| DATA ROWS |
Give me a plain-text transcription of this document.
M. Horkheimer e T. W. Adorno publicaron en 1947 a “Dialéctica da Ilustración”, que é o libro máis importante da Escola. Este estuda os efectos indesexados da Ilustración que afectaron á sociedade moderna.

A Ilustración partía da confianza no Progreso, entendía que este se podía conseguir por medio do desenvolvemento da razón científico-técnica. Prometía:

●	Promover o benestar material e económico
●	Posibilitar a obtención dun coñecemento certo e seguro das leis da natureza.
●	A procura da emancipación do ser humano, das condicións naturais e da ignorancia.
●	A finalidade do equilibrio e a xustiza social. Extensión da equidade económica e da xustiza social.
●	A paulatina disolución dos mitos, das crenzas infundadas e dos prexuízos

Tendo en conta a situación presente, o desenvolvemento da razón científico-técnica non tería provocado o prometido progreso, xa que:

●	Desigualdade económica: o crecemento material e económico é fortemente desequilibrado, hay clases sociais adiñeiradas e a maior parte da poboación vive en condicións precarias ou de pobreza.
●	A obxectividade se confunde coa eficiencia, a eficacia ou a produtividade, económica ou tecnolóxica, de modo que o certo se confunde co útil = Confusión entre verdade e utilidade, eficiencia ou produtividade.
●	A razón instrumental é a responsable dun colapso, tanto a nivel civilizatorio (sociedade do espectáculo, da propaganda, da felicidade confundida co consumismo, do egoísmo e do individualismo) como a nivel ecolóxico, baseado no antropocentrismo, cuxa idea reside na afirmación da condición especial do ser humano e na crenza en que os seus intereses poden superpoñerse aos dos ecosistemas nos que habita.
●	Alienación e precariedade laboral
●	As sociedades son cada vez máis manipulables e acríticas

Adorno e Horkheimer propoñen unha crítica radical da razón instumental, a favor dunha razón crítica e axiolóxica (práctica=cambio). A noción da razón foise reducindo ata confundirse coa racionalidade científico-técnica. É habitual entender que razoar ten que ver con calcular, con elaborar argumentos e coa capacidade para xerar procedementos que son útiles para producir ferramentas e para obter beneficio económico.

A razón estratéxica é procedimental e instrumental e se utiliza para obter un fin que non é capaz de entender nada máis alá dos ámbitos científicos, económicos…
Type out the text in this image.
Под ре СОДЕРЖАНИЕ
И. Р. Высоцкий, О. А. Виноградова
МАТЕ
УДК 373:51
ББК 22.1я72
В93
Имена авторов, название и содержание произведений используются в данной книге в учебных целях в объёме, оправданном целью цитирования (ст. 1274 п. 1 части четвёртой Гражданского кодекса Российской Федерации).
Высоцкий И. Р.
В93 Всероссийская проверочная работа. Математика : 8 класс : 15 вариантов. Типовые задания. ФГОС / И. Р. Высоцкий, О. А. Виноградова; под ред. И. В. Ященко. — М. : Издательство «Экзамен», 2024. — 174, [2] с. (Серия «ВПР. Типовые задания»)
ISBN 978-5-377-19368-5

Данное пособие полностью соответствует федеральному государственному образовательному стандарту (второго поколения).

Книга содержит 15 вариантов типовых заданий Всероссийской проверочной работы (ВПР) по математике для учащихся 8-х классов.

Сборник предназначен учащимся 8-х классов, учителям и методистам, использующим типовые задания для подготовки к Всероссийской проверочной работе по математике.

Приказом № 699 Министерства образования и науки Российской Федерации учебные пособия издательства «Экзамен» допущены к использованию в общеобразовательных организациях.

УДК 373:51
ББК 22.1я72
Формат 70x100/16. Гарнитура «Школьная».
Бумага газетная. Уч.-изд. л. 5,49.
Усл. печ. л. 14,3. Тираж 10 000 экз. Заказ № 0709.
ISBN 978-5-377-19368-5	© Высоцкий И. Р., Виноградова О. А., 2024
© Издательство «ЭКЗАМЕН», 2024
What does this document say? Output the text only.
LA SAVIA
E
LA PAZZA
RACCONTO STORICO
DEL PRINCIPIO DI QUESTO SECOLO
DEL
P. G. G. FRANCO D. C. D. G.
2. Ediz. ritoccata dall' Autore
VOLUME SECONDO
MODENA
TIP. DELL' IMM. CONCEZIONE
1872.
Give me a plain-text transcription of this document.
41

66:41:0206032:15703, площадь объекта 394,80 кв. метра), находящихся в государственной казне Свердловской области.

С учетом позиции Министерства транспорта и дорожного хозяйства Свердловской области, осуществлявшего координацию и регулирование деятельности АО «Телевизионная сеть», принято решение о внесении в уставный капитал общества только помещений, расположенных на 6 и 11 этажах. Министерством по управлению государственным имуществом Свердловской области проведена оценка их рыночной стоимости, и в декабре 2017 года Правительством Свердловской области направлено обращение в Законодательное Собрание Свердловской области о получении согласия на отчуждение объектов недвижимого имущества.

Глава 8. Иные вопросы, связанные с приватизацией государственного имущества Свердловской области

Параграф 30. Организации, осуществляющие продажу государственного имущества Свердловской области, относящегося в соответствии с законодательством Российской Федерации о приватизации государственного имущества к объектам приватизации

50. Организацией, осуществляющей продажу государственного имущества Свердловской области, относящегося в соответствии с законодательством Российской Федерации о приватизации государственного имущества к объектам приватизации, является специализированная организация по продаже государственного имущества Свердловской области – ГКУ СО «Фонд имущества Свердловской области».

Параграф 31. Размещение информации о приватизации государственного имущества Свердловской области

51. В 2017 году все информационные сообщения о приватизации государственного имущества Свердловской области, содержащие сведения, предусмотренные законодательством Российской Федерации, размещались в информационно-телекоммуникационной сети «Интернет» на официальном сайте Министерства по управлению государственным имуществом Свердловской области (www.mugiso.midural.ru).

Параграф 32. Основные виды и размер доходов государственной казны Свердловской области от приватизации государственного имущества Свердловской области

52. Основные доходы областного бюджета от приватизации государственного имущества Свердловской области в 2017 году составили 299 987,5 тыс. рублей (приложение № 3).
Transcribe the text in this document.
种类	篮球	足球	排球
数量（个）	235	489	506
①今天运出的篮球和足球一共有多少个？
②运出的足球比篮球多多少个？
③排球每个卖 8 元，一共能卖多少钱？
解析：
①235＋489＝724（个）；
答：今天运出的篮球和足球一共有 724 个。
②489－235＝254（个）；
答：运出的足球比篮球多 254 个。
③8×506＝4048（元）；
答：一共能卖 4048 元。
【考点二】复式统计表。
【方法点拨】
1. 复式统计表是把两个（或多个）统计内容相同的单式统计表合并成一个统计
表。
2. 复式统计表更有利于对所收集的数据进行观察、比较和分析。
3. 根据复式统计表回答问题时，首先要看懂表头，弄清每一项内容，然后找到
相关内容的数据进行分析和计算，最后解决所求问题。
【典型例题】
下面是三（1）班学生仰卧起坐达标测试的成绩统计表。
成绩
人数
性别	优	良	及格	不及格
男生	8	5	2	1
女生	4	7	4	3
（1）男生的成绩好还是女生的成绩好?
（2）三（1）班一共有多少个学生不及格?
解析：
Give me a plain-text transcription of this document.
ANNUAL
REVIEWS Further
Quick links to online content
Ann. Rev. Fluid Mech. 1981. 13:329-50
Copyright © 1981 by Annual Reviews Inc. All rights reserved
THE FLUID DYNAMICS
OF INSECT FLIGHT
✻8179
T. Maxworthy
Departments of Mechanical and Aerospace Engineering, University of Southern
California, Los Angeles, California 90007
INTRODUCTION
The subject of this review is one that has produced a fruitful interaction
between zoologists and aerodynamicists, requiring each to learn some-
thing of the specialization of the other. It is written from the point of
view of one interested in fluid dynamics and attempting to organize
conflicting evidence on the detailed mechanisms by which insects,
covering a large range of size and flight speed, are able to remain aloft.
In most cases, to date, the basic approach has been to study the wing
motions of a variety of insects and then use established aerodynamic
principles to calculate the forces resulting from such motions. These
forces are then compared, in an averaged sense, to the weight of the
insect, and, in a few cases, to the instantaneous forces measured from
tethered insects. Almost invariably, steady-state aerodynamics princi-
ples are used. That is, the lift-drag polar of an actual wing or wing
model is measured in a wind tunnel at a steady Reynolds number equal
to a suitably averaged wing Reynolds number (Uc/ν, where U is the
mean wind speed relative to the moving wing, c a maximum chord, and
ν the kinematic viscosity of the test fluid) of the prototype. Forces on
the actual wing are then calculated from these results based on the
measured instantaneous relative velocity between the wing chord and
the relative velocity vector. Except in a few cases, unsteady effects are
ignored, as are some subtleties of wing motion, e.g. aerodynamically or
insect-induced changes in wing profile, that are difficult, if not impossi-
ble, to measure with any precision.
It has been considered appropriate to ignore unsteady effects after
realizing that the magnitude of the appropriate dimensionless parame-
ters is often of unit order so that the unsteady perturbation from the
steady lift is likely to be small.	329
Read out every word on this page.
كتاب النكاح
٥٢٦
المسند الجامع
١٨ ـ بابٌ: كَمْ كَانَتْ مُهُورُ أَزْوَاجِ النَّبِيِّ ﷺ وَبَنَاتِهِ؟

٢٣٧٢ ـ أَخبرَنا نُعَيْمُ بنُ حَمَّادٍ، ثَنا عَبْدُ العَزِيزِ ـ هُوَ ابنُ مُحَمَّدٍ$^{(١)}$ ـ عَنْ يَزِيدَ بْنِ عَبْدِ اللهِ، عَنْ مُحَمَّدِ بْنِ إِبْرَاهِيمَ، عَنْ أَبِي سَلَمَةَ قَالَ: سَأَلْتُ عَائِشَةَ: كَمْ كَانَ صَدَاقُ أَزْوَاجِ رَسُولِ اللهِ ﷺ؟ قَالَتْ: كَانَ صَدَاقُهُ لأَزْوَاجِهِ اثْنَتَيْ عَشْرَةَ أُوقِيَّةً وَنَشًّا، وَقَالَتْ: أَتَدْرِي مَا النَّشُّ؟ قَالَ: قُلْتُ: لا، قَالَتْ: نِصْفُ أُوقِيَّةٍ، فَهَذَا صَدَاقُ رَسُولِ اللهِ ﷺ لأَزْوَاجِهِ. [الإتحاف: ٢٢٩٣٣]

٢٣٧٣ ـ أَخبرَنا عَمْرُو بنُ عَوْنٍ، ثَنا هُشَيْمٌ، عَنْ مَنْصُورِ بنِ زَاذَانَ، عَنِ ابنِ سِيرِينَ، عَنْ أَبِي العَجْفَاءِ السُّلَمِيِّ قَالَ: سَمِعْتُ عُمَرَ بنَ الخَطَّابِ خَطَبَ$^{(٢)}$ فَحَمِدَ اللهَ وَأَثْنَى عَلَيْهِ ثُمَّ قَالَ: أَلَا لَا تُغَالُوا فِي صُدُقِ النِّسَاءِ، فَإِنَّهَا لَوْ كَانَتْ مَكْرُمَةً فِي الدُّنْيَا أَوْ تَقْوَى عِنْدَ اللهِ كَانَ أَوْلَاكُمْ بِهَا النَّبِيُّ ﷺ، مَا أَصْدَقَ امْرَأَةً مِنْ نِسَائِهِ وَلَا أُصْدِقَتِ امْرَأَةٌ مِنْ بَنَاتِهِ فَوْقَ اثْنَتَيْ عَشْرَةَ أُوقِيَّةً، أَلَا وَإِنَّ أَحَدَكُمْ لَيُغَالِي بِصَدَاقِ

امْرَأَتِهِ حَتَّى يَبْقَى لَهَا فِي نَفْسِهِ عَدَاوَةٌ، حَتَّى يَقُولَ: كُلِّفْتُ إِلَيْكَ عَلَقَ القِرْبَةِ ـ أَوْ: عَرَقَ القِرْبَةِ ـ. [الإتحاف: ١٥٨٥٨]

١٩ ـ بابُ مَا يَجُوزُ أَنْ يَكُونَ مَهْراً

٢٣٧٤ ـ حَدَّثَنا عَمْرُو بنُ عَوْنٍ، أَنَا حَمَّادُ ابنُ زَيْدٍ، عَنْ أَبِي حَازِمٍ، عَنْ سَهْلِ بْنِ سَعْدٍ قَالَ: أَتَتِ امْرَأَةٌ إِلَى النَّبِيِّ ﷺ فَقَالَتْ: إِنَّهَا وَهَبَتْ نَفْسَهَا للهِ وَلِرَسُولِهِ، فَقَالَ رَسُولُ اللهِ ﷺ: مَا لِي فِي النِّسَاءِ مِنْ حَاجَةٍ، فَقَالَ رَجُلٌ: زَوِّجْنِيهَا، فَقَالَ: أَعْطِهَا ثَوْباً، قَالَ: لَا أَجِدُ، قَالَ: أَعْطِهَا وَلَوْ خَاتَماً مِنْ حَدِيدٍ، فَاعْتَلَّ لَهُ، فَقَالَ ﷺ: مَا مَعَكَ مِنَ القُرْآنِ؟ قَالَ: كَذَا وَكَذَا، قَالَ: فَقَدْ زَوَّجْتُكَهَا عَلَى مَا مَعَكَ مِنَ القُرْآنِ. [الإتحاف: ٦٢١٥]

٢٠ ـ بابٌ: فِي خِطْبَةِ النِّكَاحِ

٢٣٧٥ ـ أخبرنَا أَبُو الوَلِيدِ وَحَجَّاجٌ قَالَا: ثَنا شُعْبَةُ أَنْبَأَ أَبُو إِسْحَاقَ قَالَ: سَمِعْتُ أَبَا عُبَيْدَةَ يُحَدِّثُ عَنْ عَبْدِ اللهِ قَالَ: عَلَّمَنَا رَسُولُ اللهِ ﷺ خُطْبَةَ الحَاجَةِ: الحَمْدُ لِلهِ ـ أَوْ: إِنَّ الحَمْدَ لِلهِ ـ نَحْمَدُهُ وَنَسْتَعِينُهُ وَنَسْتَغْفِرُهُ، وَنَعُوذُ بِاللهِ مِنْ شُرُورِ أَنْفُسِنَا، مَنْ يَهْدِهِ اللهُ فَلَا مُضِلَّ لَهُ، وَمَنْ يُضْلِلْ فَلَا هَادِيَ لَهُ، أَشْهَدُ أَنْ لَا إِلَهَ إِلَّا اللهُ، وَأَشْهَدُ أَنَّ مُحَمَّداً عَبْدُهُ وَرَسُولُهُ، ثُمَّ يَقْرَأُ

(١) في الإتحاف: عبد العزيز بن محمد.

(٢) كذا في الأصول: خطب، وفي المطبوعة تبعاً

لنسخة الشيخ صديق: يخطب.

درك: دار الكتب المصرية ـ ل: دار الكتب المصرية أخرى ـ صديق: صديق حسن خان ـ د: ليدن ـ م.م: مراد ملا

| INSTRUCTION |
Within the listing above, copy each line that has the string "insects".

| TASK ANSWER |
conflicting evidence on the detailed mechanisms by which insects,
motions of a variety of insects and then use established aerodynamic
tethered insects. Almost invariably, steady-state aerodynamics princi-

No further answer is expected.